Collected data
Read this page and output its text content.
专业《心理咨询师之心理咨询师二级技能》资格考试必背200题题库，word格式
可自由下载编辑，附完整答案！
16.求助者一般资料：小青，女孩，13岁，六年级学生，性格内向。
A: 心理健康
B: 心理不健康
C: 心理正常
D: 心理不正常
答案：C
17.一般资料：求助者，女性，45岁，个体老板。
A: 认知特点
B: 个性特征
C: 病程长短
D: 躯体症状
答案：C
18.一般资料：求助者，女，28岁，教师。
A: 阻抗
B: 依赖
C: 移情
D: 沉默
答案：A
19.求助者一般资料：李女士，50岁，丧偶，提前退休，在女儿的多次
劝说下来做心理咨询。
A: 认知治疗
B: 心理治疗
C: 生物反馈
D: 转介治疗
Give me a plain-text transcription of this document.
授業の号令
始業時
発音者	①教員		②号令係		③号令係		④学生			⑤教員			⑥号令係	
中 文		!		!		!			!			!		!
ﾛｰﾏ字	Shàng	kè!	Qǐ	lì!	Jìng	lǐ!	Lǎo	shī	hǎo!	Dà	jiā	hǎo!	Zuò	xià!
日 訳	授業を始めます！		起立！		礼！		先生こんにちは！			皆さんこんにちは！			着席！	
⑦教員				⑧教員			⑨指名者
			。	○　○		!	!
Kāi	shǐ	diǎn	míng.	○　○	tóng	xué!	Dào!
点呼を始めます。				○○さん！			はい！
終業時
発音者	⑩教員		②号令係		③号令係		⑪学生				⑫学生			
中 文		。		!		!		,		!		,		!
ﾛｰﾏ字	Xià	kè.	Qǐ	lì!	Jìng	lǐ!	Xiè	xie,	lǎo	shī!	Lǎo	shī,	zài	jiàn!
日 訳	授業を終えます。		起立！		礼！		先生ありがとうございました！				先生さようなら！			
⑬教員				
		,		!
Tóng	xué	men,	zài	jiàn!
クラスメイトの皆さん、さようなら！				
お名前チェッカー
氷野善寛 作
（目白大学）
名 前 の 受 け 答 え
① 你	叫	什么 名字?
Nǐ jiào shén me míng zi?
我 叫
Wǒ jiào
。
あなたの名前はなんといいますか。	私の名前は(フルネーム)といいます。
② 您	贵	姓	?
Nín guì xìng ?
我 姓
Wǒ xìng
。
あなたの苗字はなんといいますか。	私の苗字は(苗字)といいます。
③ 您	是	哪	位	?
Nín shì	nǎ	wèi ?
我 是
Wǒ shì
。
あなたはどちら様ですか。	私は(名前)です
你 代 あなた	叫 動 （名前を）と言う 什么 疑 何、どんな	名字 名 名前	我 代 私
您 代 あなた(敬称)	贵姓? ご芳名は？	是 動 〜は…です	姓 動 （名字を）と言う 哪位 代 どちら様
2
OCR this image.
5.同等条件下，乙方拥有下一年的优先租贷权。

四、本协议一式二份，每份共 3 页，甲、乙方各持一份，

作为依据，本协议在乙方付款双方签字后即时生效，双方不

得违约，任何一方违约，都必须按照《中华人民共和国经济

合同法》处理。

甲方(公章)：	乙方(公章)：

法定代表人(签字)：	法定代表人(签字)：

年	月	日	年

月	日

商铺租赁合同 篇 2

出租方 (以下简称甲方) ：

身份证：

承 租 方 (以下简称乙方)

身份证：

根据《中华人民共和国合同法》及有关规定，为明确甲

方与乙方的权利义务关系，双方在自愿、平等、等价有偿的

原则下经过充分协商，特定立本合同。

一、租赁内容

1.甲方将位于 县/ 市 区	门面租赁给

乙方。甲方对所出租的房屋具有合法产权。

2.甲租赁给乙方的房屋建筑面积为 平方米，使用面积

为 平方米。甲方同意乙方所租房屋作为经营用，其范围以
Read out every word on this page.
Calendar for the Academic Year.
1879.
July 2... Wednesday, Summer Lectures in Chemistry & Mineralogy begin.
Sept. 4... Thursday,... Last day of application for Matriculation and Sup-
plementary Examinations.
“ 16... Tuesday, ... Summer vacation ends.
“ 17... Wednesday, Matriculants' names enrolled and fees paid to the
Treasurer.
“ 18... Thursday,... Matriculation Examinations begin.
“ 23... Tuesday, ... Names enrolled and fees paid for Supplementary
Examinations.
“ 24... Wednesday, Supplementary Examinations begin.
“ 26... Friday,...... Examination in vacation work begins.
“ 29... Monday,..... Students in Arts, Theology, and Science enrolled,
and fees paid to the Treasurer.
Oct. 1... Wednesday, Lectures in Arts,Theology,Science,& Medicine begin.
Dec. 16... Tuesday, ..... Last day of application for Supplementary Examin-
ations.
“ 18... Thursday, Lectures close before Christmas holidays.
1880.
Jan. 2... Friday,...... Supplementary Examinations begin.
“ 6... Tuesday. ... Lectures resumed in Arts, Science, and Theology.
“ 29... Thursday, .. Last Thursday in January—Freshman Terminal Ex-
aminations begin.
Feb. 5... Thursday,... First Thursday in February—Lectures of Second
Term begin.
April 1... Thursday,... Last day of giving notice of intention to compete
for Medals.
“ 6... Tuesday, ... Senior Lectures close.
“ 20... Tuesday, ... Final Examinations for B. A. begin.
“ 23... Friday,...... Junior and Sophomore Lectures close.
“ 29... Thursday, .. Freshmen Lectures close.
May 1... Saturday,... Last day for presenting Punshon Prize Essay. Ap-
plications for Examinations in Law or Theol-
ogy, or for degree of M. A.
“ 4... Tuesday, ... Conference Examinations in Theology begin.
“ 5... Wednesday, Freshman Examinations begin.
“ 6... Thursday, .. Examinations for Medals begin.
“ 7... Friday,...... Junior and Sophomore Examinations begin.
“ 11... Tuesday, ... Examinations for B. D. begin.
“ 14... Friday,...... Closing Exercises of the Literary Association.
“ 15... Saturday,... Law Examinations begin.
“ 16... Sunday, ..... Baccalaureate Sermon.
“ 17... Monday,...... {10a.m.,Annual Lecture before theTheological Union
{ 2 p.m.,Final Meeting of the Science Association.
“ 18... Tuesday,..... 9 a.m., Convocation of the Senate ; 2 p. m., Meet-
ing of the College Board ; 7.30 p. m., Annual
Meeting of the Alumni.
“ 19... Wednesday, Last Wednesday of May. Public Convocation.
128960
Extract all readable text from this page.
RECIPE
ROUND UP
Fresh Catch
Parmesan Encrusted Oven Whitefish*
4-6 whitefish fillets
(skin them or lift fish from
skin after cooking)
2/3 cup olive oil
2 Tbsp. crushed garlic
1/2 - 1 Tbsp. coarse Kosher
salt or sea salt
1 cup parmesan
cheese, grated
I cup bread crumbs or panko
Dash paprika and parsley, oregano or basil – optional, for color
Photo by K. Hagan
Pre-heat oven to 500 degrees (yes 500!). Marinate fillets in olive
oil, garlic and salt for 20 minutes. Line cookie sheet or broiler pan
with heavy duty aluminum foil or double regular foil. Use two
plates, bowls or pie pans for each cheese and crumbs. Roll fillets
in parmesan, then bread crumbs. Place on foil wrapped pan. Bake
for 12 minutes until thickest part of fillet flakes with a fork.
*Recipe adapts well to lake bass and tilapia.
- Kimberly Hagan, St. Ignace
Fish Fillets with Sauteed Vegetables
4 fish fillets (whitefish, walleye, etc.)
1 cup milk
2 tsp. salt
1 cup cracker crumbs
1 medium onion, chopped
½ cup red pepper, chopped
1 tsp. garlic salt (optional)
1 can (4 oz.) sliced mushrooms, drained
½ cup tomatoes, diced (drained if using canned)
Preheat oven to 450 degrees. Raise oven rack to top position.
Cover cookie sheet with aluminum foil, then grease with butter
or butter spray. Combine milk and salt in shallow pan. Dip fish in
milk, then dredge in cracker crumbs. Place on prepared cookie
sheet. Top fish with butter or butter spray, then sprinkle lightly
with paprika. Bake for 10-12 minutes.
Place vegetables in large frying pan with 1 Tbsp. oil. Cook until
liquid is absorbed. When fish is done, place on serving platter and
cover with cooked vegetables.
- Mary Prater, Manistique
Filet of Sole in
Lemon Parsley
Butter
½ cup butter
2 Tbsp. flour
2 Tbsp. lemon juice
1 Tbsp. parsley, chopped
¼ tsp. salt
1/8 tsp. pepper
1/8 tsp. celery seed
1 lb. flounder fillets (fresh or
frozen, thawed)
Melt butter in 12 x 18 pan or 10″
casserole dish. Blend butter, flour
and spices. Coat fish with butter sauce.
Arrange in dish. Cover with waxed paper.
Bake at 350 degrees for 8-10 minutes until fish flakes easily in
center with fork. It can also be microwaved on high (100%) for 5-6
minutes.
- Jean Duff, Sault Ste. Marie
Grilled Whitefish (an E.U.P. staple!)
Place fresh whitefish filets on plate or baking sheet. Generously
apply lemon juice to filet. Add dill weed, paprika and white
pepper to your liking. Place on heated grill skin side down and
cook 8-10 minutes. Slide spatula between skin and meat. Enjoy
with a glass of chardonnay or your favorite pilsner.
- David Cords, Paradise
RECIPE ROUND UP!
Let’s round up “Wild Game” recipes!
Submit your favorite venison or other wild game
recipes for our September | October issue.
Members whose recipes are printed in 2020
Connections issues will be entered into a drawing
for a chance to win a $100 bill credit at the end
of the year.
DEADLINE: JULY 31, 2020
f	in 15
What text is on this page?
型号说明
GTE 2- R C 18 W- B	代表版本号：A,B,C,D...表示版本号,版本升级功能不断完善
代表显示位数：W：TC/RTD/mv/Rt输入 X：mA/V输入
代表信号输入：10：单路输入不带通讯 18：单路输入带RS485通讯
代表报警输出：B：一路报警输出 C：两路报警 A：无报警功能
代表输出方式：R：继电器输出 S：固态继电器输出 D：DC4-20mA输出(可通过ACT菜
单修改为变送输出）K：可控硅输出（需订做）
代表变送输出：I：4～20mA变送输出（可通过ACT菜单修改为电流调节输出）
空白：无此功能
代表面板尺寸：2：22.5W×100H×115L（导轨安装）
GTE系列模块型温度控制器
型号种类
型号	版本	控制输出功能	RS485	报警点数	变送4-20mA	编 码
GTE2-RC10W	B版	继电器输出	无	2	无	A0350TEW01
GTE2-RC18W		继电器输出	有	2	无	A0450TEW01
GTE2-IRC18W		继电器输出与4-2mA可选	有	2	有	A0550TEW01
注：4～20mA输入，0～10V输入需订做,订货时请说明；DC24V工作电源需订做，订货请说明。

GIVEN REQUEST = Produce an exact copy of the lines from the one containing "What text is on this page?" through the last line, and of nothing else.

COMPLETE OUTPUT =
What text is on this page?
型号说明
GTE 2- R C 18 W- B	代表版本号：A,B,C,D...表示版本号,版本升级功能不断完善
代表显示位数：W：TC/RTD/mv/Rt输入 X：mA/V输入
代表信号输入：10：单路输入不带通讯 18：单路输入带RS485通讯
代表报警输出：B：一路报警输出 C：两路报警 A：无报警功能
代表输出方式：R：继电器输出 S：固态继电器输出 D：DC4-20mA输出(可通过ACT菜
单修改为变送输出）K：可控硅输出（需订做）
代表变送输出：I：4～20mA变送输出（可通过ACT菜单修改为电流调节输出）
空白：无此功能
代表面板尺寸：2：22.5W×100H×115L（导轨安装）
GTE系列模块型温度控制器
型号种类
型号	版本	控制输出功能	RS485	报警点数	变送4-20mA	编 码
GTE2-RC10W	B版	继电器输出	无	2	无	A0350TEW01
GTE2-RC18W		继电器输出	有	2	无	A0450TEW01
GTE2-IRC18W		继电器输出与4-2mA可选	有	2	有	A0550TEW01
注：4～20mA输入，0～10V输入需订做,订货时请说明；DC24V工作电源需订做，订货请说明。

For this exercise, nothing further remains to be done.